- [DIRECTION]:
Below is a block of data; give all of it again word for word.

= = =

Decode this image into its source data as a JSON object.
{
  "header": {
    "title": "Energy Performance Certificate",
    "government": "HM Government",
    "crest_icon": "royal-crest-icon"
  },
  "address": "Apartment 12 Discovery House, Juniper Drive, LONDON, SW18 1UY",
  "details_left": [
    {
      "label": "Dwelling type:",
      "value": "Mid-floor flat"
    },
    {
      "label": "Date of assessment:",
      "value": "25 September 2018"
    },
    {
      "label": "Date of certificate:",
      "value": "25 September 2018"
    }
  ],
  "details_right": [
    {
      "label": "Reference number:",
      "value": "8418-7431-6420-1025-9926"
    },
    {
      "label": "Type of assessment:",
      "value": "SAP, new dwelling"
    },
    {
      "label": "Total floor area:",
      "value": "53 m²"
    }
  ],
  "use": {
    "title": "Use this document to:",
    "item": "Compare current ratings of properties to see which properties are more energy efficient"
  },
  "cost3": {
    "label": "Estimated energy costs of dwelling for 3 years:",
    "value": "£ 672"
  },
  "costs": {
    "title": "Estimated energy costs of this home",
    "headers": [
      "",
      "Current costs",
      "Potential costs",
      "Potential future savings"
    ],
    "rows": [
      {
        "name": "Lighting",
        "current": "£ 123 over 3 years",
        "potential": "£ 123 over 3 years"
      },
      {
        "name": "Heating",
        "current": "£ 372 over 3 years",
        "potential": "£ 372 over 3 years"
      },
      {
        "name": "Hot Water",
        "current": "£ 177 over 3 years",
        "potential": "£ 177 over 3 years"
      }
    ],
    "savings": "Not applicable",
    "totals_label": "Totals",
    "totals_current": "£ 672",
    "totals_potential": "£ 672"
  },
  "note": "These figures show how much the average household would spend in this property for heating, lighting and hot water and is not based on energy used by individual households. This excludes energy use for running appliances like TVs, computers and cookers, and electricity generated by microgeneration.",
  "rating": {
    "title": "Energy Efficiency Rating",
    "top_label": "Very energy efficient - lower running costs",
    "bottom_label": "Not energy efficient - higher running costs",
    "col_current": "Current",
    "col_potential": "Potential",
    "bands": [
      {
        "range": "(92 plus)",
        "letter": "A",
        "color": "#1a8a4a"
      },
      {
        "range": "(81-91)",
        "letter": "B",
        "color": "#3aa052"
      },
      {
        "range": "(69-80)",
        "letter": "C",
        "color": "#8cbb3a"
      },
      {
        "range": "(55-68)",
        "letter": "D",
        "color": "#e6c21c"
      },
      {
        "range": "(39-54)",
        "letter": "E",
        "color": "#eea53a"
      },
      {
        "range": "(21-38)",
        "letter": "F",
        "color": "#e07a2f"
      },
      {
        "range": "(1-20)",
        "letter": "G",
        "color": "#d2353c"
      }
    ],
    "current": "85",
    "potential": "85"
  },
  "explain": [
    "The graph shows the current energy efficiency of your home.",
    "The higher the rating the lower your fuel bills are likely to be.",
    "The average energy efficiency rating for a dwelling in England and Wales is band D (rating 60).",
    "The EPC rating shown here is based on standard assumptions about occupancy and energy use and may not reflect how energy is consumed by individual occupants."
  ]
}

= = =

- [FINISHED TASK]:
Decode this image into its source data as a JSON object.
{
  "header": {
    "title": "Energy Performance Certificate",
    "government": "HM Government",
    "crest_icon": "royal-crest-icon"
  },
  "address": "Apartment 12 Discovery House, Juniper Drive, LONDON, SW18 1UY",
  "details_left": [
    {
      "label": "Dwelling type:",
      "value": "Mid-floor flat"
    },
    {
      "label": "Date of assessment:",
      "value": "25 September 2018"
    },
    {
      "label": "Date of certificate:",
      "value": "25 September 2018"
    }
  ],
  "details_right": [
    {
      "label": "Reference number:",
      "value": "8418-7431-6420-1025-9926"
    },
    {
      "label": "Type of assessment:",
      "value": "SAP, new dwelling"
    },
    {
      "label": "Total floor area:",
      "value": "53 m²"
    }
  ],
  "use": {
    "title": "Use this document to:",
    "item": "Compare current ratings of properties to see which properties are more energy efficient"
  },
  "cost3": {
    "label": "Estimated energy costs of dwelling for 3 years:",
    "value": "£ 672"
  },
  "costs": {
    "title": "Estimated energy costs of this home",
    "headers": [
      "",
      "Current costs",
      "Potential costs",
      "Potential future savings"
    ],
    "rows": [
      {
        "name": "Lighting",
        "current": "£ 123 over 3 years",
        "potential": "£ 123 over 3 years"
      },
      {
        "name": "Heating",
        "current": "£ 372 over 3 years",
        "potential": "£ 372 over 3 years"
      },
      {
        "name": "Hot Water",
        "current": "£ 177 over 3 years",
        "potential": "£ 177 over 3 years"
      }
    ],
    "savings": "Not applicable",
    "totals_label": "Totals",
    "totals_current": "£ 672",
    "totals_potential": "£ 672"
  },
  "note": "These figures show how much the average household would spend in this property for heating, lighting and hot water and is not based on energy used by individual households. This excludes energy use for running appliances like TVs, computers and cookers, and electricity generated by microgeneration.",
  "rating": {
    "title": "Energy Efficiency Rating",
    "top_label": "Very energy efficient - lower running costs",
    "bottom_label": "Not energy efficient - higher running costs",
    "col_current": "Current",
    "col_potential": "Potential",
    "bands": [
      {
        "range": "(92 plus)",
        "letter": "A",
        "color": "#1a8a4a"
      },
      {
        "range": "(81-91)",
        "letter": "B",
        "color": "#3aa052"
      },
      {
        "range": "(69-80)",
        "letter": "C",
        "color": "#8cbb3a"
      },
      {
        "range": "(55-68)",
        "letter": "D",
        "color": "#e6c21c"
      },
      {
        "range": "(39-54)",
        "letter": "E",
        "color": "#eea53a"
      },
      {
        "range": "(21-38)",
        "letter": "F",
        "color": "#e07a2f"
      },
      {
        "range": "(1-20)",
        "letter": "G",
        "color": "#d2353c"
      }
    ],
    "current": "85",
    "potential": "85"
  },
  "explain": [
    "The graph shows the current energy efficiency of your home.",
    "The higher the rating the lower your fuel bills are likely to be.",
    "The average energy efficiency rating for a dwelling in England and Wales is band D (rating 60).",
    "The EPC rating shown here is based on standard assumptions about occupancy and energy use and may not reflect how energy is consumed by individual occupants."
  ]
}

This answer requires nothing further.